— start of Raw data —

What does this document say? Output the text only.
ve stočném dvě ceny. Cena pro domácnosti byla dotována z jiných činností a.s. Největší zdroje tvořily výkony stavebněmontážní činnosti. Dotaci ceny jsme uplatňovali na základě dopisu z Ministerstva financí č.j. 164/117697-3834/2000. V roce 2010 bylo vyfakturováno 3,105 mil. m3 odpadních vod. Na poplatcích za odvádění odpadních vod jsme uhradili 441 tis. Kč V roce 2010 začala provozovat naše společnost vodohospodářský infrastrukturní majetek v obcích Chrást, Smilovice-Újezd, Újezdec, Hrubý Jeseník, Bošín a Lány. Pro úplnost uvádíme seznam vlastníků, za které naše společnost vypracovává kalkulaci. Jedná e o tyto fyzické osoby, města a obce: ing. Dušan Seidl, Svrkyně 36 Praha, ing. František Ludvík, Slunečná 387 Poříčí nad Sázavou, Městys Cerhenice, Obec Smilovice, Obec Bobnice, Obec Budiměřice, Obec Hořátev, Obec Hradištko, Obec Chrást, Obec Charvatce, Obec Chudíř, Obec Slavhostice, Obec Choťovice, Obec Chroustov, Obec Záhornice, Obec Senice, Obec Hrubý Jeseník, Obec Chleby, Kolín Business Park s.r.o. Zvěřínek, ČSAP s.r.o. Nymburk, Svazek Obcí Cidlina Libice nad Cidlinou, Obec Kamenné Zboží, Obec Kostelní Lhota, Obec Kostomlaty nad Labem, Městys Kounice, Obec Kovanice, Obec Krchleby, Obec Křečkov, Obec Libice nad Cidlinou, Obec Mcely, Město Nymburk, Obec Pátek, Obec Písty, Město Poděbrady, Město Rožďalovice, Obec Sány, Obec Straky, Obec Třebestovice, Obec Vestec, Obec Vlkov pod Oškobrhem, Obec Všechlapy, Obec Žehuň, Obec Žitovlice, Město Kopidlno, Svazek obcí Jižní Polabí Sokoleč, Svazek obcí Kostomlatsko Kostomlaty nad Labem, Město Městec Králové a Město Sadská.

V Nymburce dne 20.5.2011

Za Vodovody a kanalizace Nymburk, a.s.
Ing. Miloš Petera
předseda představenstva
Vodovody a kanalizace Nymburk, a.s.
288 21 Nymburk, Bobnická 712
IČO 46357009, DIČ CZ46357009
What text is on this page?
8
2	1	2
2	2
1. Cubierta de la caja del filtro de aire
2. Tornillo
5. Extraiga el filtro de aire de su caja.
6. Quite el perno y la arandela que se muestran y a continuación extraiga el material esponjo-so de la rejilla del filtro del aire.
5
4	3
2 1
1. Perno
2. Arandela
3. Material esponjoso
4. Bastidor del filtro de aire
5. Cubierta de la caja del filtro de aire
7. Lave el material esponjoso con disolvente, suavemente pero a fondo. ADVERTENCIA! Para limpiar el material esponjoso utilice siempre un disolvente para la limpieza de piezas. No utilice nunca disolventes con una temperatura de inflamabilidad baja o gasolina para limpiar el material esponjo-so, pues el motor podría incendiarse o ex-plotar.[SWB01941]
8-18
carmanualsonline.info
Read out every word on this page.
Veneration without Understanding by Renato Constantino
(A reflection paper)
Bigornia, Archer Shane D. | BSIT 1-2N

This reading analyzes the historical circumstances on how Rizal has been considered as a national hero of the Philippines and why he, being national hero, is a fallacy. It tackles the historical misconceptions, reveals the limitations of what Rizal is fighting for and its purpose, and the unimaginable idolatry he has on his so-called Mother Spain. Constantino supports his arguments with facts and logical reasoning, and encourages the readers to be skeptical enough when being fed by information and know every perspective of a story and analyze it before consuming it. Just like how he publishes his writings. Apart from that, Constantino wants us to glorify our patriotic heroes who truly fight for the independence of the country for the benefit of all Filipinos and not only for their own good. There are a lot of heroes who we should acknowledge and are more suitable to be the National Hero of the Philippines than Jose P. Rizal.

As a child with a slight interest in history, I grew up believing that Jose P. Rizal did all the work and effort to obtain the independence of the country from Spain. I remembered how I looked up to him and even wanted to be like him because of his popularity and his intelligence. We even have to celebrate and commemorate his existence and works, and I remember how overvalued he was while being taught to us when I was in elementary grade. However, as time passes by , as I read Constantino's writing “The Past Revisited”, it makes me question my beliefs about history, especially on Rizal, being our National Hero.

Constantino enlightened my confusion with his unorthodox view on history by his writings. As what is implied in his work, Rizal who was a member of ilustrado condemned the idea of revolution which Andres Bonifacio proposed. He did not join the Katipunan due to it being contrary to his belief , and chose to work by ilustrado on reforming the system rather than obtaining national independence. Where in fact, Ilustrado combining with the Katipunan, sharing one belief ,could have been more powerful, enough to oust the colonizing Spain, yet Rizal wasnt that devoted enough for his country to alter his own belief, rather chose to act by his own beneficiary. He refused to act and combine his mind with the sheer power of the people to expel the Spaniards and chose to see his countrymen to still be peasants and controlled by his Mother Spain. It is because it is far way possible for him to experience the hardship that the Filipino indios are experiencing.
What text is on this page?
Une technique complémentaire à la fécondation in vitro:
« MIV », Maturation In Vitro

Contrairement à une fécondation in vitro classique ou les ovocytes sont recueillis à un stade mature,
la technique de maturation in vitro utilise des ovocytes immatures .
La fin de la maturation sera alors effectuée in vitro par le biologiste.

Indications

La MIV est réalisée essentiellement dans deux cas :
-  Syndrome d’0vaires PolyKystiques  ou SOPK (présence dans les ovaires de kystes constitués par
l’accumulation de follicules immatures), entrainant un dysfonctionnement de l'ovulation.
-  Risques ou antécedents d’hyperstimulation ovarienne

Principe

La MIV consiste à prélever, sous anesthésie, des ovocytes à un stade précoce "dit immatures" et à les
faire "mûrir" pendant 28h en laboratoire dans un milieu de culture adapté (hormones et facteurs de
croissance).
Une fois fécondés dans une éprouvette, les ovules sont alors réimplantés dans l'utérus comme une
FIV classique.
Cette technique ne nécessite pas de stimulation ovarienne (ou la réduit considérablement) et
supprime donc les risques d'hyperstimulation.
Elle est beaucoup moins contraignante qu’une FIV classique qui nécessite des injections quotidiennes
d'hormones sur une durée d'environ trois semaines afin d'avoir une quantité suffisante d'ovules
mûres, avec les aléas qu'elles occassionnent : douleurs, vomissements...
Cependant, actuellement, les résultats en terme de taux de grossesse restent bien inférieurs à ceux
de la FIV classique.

— end of Raw data —

--- Stated goal ---
Print the records once more, exactly as they were given.

--- Task solution ---
What does this document say? Output the text only.
ve stočném dvě ceny. Cena pro domácnosti byla dotována z jiných činností a.s. Největší zdroje tvořily výkony stavebněmontážní činnosti. Dotaci ceny jsme uplatňovali na základě dopisu z Ministerstva financí č.j. 164/117697-3834/2000. V roce 2010 bylo vyfakturováno 3,105 mil. m3 odpadních vod. Na poplatcích za odvádění odpadních vod jsme uhradili 441 tis. Kč V roce 2010 začala provozovat naše společnost vodohospodářský infrastrukturní majetek v obcích Chrást, Smilovice-Újezd, Újezdec, Hrubý Jeseník, Bošín a Lány. Pro úplnost uvádíme seznam vlastníků, za které naše společnost vypracovává kalkulaci. Jedná e o tyto fyzické osoby, města a obce: ing. Dušan Seidl, Svrkyně 36 Praha, ing. František Ludvík, Slunečná 387 Poříčí nad Sázavou, Městys Cerhenice, Obec Smilovice, Obec Bobnice, Obec Budiměřice, Obec Hořátev, Obec Hradištko, Obec Chrást, Obec Charvatce, Obec Chudíř, Obec Slavhostice, Obec Choťovice, Obec Chroustov, Obec Záhornice, Obec Senice, Obec Hrubý Jeseník, Obec Chleby, Kolín Business Park s.r.o. Zvěřínek, ČSAP s.r.o. Nymburk, Svazek Obcí Cidlina Libice nad Cidlinou, Obec Kamenné Zboží, Obec Kostelní Lhota, Obec Kostomlaty nad Labem, Městys Kounice, Obec Kovanice, Obec Krchleby, Obec Křečkov, Obec Libice nad Cidlinou, Obec Mcely, Město Nymburk, Obec Pátek, Obec Písty, Město Poděbrady, Město Rožďalovice, Obec Sány, Obec Straky, Obec Třebestovice, Obec Vestec, Obec Vlkov pod Oškobrhem, Obec Všechlapy, Obec Žehuň, Obec Žitovlice, Město Kopidlno, Svazek obcí Jižní Polabí Sokoleč, Svazek obcí Kostomlatsko Kostomlaty nad Labem, Město Městec Králové a Město Sadská.

V Nymburce dne 20.5.2011

Za Vodovody a kanalizace Nymburk, a.s.
Ing. Miloš Petera
předseda představenstva
Vodovody a kanalizace Nymburk, a.s.
288 21 Nymburk, Bobnická 712
IČO 46357009, DIČ CZ46357009
What text is on this page?
8
2	1	2
2	2
1. Cubierta de la caja del filtro de aire
2. Tornillo
5. Extraiga el filtro de aire de su caja.
6. Quite el perno y la arandela que se muestran y a continuación extraiga el material esponjo-so de la rejilla del filtro del aire.
5
4	3
2 1
1. Perno
2. Arandela
3. Material esponjoso
4. Bastidor del filtro de aire
5. Cubierta de la caja del filtro de aire
7. Lave el material esponjoso con disolvente, suavemente pero a fondo. ADVERTENCIA! Para limpiar el material esponjoso utilice siempre un disolvente para la limpieza de piezas. No utilice nunca disolventes con una temperatura de inflamabilidad baja o gasolina para limpiar el material esponjo-so, pues el motor podría incendiarse o ex-plotar.[SWB01941]
8-18
carmanualsonline.info
Read out every word on this page.
Veneration without Understanding by Renato Constantino
(A reflection paper)
Bigornia, Archer Shane D. | BSIT 1-2N

This reading analyzes the historical circumstances on how Rizal has been considered as a national hero of the Philippines and why he, being national hero, is a fallacy. It tackles the historical misconceptions, reveals the limitations of what Rizal is fighting for and its purpose, and the unimaginable idolatry he has on his so-called Mother Spain. Constantino supports his arguments with facts and logical reasoning, and encourages the readers to be skeptical enough when being fed by information and know every perspective of a story and analyze it before consuming it. Just like how he publishes his writings. Apart from that, Constantino wants us to glorify our patriotic heroes who truly fight for the independence of the country for the benefit of all Filipinos and not only for their own good. There are a lot of heroes who we should acknowledge and are more suitable to be the National Hero of the Philippines than Jose P. Rizal.

As a child with a slight interest in history, I grew up believing that Jose P. Rizal did all the work and effort to obtain the independence of the country from Spain. I remembered how I looked up to him and even wanted to be like him because of his popularity and his intelligence. We even have to celebrate and commemorate his existence and works, and I remember how overvalued he was while being taught to us when I was in elementary grade. However, as time passes by , as I read Constantino's writing “The Past Revisited”, it makes me question my beliefs about history, especially on Rizal, being our National Hero.

Constantino enlightened my confusion with his unorthodox view on history by his writings. As what is implied in his work, Rizal who was a member of ilustrado condemned the idea of revolution which Andres Bonifacio proposed. He did not join the Katipunan due to it being contrary to his belief , and chose to work by ilustrado on reforming the system rather than obtaining national independence. Where in fact, Ilustrado combining with the Katipunan, sharing one belief ,could have been more powerful, enough to oust the colonizing Spain, yet Rizal wasnt that devoted enough for his country to alter his own belief, rather chose to act by his own beneficiary. He refused to act and combine his mind with the sheer power of the people to expel the Spaniards and chose to see his countrymen to still be peasants and controlled by his Mother Spain. It is because it is far way possible for him to experience the hardship that the Filipino indios are experiencing.
What text is on this page?
Une technique complémentaire à la fécondation in vitro:
« MIV », Maturation In Vitro

Contrairement à une fécondation in vitro classique ou les ovocytes sont recueillis à un stade mature,
la technique de maturation in vitro utilise des ovocytes immatures .
La fin de la maturation sera alors effectuée in vitro par le biologiste.

Indications

La MIV est réalisée essentiellement dans deux cas :
-  Syndrome d’0vaires PolyKystiques  ou SOPK (présence dans les ovaires de kystes constitués par
l’accumulation de follicules immatures), entrainant un dysfonctionnement de l'ovulation.
-  Risques ou antécedents d’hyperstimulation ovarienne

Principe

La MIV consiste à prélever, sous anesthésie, des ovocytes à un stade précoce "dit immatures" et à les
faire "mûrir" pendant 28h en laboratoire dans un milieu de culture adapté (hormones et facteurs de
croissance).
Une fois fécondés dans une éprouvette, les ovules sont alors réimplantés dans l'utérus comme une
FIV classique.
Cette technique ne nécessite pas de stimulation ovarienne (ou la réduit considérablement) et
supprime donc les risques d'hyperstimulation.
Elle est beaucoup moins contraignante qu’une FIV classique qui nécessite des injections quotidiennes
d'hormones sur une durée d'environ trois semaines afin d'avoir une quantité suffisante d'ovules
mûres, avec les aléas qu'elles occassionnent : douleurs, vomissements...
Cependant, actuellement, les résultats en terme de taux de grossesse restent bien inférieurs à ceux
de la FIV classique.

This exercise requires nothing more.